What you are asked to do –
Using the records that follow, copy every line containing the word "مبلغ".

Data shown –
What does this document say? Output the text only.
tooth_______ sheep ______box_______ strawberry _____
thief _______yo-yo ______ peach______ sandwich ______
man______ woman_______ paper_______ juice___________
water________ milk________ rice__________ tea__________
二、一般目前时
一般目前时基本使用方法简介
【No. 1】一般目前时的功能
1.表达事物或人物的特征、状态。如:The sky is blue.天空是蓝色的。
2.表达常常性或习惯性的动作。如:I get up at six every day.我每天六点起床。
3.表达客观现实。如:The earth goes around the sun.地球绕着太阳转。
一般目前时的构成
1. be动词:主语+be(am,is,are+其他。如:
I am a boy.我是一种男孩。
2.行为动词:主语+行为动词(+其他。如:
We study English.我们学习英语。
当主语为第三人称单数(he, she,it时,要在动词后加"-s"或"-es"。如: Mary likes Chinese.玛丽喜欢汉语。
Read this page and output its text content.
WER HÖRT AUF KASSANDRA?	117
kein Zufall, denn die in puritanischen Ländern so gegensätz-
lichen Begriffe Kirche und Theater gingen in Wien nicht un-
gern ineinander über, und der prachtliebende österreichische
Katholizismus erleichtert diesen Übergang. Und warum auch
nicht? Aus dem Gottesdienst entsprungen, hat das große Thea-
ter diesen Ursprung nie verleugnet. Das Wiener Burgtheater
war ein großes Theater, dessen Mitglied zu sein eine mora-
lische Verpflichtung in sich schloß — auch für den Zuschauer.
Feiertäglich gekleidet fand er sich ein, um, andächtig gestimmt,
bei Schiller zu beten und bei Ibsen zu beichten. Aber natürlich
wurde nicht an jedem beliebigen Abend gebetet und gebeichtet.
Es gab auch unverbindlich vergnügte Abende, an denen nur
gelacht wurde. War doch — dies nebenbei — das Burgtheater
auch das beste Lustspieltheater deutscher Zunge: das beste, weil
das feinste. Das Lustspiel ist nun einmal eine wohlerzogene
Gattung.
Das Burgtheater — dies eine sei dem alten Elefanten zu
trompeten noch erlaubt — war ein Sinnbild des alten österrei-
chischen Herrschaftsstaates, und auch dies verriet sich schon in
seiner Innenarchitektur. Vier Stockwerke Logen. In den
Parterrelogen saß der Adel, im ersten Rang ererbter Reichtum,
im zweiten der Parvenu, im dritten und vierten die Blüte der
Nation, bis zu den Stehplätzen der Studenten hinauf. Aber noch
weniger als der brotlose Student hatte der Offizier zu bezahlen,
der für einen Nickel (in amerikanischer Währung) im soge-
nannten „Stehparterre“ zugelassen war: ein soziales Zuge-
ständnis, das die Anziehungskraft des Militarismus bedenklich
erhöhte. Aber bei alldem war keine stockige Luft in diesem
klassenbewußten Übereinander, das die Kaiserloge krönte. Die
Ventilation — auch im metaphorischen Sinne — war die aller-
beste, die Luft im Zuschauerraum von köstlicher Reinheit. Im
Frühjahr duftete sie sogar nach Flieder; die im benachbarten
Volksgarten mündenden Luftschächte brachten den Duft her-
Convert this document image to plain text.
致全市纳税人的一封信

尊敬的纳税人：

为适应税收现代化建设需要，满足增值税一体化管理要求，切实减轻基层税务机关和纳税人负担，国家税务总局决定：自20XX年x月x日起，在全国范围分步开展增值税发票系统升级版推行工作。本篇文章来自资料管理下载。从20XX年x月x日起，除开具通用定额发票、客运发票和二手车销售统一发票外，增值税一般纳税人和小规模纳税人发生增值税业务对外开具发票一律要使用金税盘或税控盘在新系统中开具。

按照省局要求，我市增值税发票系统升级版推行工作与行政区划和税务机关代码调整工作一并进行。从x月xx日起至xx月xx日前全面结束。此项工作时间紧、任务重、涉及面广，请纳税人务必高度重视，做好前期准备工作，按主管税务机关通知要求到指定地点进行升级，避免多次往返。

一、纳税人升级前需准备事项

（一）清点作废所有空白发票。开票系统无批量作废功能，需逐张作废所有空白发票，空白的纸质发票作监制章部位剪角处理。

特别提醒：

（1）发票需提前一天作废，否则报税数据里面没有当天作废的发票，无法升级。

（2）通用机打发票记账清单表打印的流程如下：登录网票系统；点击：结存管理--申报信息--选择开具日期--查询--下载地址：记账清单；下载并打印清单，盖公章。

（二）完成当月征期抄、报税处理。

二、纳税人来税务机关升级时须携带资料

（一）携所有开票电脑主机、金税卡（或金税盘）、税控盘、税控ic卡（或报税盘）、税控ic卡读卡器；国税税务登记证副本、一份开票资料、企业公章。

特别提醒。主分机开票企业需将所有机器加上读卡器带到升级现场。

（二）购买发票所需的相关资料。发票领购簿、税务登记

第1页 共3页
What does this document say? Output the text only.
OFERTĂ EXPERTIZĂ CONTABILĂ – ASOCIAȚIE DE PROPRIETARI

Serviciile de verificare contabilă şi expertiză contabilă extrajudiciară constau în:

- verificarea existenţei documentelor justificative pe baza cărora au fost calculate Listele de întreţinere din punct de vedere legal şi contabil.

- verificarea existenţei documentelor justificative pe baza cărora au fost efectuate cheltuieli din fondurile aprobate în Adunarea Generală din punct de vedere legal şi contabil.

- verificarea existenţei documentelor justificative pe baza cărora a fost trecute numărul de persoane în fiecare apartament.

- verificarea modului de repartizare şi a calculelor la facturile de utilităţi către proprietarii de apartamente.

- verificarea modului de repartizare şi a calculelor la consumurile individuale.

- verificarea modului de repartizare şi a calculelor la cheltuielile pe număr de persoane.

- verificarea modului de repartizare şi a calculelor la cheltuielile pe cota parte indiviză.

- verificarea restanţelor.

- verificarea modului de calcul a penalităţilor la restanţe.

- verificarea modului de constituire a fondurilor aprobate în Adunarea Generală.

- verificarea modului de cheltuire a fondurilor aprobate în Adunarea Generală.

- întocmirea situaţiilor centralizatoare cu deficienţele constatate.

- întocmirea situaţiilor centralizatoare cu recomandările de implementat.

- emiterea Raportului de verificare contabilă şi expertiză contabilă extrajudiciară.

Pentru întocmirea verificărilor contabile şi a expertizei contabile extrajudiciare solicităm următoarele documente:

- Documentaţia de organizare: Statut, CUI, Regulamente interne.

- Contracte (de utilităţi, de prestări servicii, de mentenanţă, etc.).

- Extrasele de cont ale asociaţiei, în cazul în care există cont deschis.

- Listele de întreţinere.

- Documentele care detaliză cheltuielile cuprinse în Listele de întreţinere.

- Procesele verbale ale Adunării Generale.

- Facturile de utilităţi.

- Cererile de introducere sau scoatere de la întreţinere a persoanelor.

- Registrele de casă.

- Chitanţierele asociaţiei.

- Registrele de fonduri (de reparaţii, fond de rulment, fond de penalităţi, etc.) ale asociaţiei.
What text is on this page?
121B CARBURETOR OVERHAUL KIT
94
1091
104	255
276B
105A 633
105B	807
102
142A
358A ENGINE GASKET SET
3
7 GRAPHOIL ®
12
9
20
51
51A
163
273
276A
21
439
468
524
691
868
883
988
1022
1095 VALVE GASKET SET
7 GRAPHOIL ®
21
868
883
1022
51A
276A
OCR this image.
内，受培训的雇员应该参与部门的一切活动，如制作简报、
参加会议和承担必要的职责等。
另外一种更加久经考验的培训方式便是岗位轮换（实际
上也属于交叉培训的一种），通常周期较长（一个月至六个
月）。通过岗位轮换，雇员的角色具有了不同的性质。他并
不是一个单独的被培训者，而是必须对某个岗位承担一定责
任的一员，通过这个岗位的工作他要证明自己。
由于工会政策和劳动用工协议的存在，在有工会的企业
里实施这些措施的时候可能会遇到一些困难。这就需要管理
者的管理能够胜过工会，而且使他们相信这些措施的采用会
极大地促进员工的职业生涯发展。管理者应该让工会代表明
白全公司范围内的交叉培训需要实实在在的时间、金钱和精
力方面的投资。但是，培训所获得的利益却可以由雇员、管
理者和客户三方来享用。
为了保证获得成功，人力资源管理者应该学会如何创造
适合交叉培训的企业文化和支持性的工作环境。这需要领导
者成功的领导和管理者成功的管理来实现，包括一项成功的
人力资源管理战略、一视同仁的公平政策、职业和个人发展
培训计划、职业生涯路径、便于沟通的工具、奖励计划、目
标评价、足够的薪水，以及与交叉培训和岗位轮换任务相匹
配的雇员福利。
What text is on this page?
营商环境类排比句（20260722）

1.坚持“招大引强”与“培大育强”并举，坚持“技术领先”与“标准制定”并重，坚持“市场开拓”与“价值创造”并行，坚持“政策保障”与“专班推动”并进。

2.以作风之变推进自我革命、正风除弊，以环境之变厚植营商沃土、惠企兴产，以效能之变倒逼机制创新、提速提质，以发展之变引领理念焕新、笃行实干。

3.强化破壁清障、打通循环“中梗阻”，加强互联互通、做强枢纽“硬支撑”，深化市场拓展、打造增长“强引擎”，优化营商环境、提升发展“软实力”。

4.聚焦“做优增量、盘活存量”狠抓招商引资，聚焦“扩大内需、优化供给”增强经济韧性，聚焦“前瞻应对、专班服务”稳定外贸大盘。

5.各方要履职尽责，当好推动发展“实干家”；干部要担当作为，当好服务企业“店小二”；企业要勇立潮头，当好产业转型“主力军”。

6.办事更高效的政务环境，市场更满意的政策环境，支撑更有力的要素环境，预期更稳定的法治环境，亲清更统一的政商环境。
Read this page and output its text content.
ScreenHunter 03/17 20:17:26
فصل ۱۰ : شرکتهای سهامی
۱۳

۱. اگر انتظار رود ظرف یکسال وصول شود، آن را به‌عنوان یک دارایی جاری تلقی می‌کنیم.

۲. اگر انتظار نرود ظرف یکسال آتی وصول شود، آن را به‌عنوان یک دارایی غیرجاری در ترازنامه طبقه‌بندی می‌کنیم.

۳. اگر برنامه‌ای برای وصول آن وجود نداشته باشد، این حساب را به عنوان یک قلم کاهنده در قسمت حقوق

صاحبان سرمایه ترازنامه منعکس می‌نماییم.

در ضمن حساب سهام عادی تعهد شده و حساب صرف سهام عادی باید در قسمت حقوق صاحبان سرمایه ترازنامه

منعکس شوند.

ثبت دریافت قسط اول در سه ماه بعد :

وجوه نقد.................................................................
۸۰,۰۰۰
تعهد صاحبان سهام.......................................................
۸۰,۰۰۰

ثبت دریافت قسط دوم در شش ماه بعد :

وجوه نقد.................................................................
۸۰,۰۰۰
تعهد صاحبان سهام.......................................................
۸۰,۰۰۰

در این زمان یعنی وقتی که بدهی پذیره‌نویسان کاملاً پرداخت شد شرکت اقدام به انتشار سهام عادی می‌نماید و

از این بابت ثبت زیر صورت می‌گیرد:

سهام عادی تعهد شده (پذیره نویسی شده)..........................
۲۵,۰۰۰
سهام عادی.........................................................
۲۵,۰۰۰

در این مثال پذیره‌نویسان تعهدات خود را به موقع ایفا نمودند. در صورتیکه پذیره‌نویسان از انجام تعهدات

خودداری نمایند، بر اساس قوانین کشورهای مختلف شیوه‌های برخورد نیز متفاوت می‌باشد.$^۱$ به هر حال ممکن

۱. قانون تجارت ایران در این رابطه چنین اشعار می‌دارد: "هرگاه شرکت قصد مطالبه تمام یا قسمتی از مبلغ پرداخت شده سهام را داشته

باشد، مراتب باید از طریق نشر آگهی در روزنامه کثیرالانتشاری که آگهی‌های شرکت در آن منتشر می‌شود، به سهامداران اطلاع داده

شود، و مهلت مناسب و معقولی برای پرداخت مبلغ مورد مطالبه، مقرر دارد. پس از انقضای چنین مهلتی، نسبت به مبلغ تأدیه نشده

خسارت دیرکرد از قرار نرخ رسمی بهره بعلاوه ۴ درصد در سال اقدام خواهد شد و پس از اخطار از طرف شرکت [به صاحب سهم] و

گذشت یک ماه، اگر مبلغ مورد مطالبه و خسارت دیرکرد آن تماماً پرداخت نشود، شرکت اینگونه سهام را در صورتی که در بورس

Answer to this problem –
۱. قانون تجارت ایران در این رابطه چنین اشعار می‌دارد: "هرگاه شرکت قصد مطالبه تمام یا قسمتی از مبلغ پرداخت شده سهام را داشته
شود، و مهلت مناسب و معقولی برای پرداخت مبلغ مورد مطالبه، مقرر دارد. پس از انقضای چنین مهلتی، نسبت به مبلغ تأدیه نشده
گذشت یک ماه، اگر مبلغ مورد مطالبه و خسارت دیرکرد آن تماماً پرداخت نشود، شرکت اینگونه سهام را در صورتی که در بورس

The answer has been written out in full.